- _Selección_:
■ ■ ■

En este punto cabe hacer un inciso para señalar que nadie tiene la exclusiva de la intolerancia: ni el terrorismo islamista, ni el etarra, ni ningún otro. El escritor israelí Amos Oz (‘Contra el fanatismo’) ha señalado acertadamente que «el fanatismo es más viejo que el Islam, que el judaísmo y el cristianismo. Más viejo que cualquier Estado, gobierno o sistema político. Más viejo que cualquier ideología o credo del mundo. Desgraciadamente, el fanatismo es un componente siempre presente en la naturaleza humana. Un gen del mal, por llamarlo de alguna manera».

■ ■ ■

(Entradas de un conjunto de datos)
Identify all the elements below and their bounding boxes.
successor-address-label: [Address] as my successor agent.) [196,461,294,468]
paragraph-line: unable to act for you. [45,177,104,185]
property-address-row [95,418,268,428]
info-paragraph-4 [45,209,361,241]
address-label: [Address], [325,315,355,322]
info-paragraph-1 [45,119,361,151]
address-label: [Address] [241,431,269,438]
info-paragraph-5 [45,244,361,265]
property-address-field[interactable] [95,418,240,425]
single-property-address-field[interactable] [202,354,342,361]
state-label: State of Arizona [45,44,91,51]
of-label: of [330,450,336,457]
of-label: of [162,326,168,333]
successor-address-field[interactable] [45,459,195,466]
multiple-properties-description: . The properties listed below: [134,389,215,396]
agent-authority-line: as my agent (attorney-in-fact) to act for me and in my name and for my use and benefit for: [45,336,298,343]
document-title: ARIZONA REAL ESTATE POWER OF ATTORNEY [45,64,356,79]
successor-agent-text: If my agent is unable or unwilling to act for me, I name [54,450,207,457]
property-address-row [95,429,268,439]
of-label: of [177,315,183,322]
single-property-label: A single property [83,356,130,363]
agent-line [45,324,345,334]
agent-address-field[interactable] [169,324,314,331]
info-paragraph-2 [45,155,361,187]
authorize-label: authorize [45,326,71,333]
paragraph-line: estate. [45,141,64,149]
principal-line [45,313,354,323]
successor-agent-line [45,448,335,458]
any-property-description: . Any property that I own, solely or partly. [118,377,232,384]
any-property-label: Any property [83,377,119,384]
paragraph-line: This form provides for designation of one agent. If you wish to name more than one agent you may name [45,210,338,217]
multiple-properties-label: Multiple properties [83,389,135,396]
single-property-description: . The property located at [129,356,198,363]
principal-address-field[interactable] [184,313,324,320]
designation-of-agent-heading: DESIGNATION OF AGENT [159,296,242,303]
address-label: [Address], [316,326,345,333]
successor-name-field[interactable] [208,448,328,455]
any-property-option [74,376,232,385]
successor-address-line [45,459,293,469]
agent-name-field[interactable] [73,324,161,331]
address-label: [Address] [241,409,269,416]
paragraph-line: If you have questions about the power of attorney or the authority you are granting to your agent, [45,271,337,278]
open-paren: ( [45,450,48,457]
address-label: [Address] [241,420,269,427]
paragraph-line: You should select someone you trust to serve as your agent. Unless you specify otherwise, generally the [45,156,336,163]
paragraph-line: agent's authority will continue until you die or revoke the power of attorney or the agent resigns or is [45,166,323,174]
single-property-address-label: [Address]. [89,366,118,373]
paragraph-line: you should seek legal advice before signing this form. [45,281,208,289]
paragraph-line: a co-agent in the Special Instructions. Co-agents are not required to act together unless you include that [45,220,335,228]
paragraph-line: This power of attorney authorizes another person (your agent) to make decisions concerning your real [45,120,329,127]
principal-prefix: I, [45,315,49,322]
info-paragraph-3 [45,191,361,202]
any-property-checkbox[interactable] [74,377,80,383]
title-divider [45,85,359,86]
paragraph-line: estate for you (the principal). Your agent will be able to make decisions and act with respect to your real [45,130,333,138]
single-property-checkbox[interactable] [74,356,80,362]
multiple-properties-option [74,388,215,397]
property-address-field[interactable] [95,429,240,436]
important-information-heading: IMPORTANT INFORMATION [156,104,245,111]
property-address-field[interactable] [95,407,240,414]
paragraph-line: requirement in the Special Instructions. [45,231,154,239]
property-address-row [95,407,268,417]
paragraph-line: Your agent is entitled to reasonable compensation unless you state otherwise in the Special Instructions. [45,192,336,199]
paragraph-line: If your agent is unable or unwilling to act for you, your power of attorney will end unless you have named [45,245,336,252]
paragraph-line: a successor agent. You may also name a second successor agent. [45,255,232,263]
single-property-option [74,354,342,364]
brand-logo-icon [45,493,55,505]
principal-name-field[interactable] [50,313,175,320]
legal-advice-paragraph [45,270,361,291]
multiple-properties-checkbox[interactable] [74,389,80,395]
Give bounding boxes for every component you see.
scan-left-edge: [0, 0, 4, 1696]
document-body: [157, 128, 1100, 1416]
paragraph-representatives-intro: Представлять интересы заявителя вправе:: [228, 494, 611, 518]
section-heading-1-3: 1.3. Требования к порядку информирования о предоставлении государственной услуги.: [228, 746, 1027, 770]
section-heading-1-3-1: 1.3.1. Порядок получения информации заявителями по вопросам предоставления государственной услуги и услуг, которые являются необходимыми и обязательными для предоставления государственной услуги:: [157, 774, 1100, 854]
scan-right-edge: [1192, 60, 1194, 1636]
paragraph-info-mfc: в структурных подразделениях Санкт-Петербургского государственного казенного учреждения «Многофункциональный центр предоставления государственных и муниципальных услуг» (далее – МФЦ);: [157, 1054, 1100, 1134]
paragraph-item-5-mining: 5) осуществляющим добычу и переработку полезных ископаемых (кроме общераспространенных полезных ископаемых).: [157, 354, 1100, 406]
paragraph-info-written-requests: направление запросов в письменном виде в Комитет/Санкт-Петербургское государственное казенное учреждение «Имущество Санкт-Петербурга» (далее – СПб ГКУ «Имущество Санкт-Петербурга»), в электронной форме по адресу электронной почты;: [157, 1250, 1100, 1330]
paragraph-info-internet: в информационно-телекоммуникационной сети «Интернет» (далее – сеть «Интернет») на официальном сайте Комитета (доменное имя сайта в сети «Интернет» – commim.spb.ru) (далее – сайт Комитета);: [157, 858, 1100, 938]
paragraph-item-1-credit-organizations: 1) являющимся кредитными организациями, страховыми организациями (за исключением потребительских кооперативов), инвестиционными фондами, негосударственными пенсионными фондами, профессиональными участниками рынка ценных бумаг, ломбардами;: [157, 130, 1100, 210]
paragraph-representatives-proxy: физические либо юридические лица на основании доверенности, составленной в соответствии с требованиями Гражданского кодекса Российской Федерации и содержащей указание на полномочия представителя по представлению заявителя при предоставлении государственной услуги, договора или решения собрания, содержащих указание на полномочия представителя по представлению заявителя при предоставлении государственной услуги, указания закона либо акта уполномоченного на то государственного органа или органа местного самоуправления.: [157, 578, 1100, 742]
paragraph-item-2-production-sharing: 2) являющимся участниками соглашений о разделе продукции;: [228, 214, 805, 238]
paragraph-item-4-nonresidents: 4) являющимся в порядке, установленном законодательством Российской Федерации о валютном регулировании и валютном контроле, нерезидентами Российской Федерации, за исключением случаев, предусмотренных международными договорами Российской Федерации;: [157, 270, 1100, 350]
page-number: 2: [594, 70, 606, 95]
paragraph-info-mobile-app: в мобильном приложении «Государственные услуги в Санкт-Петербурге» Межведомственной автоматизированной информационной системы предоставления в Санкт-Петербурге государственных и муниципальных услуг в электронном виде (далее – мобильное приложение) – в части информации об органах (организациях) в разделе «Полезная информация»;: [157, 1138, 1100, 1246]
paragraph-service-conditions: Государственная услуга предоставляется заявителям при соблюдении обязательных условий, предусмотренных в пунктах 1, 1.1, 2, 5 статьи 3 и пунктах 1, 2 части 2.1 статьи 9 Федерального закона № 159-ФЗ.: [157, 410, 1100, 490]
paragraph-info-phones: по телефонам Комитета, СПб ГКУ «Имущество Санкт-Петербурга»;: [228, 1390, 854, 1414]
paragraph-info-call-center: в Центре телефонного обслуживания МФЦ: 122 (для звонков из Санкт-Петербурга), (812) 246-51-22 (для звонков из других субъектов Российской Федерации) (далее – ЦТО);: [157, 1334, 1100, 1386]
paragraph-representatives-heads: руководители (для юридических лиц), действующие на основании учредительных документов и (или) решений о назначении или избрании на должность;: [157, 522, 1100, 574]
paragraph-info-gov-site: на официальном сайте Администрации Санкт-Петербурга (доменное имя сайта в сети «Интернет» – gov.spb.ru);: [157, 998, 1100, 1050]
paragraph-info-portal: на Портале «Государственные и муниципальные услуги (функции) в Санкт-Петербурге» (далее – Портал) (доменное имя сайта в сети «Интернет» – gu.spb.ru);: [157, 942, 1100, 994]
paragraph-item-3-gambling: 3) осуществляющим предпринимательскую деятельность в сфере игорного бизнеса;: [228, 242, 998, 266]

■ ■ ■

- _Tarea escrita A_: Según la selección, ¿de qué país es el escritor Amos Oz?
- _Tarea escrita B_: Copia sin cambios el tramo de los registros que va desde el comienzo de los registros hasta la línea que contiene "of-label: of [177,315,183,322]", con ambos extremos incluidos.

- _Respuesta del ejercicio A_: Es israelí.

- _Respuesta del ejercicio B_:
Identify all the elements below and their bounding boxes.
successor-address-label: [Address] as my successor agent.) [196,461,294,468]
paragraph-line: unable to act for you. [45,177,104,185]
property-address-row [95,418,268,428]
info-paragraph-4 [45,209,361,241]
address-label: [Address], [325,315,355,322]
info-paragraph-1 [45,119,361,151]
address-label: [Address] [241,431,269,438]
info-paragraph-5 [45,244,361,265]
property-address-field[interactable] [95,418,240,425]
single-property-address-field[interactable] [202,354,342,361]
state-label: State of Arizona [45,44,91,51]
of-label: of [330,450,336,457]
of-label: of [162,326,168,333]
successor-address-field[interactable] [45,459,195,466]
multiple-properties-description: . The properties listed below: [134,389,215,396]
agent-authority-line: as my agent (attorney-in-fact) to act for me and in my name and for my use and benefit for: [45,336,298,343]
document-title: ARIZONA REAL ESTATE POWER OF ATTORNEY [45,64,356,79]
successor-agent-text: If my agent is unable or unwilling to act for me, I name [54,450,207,457]
property-address-row [95,429,268,439]
of-label: of [177,315,183,322]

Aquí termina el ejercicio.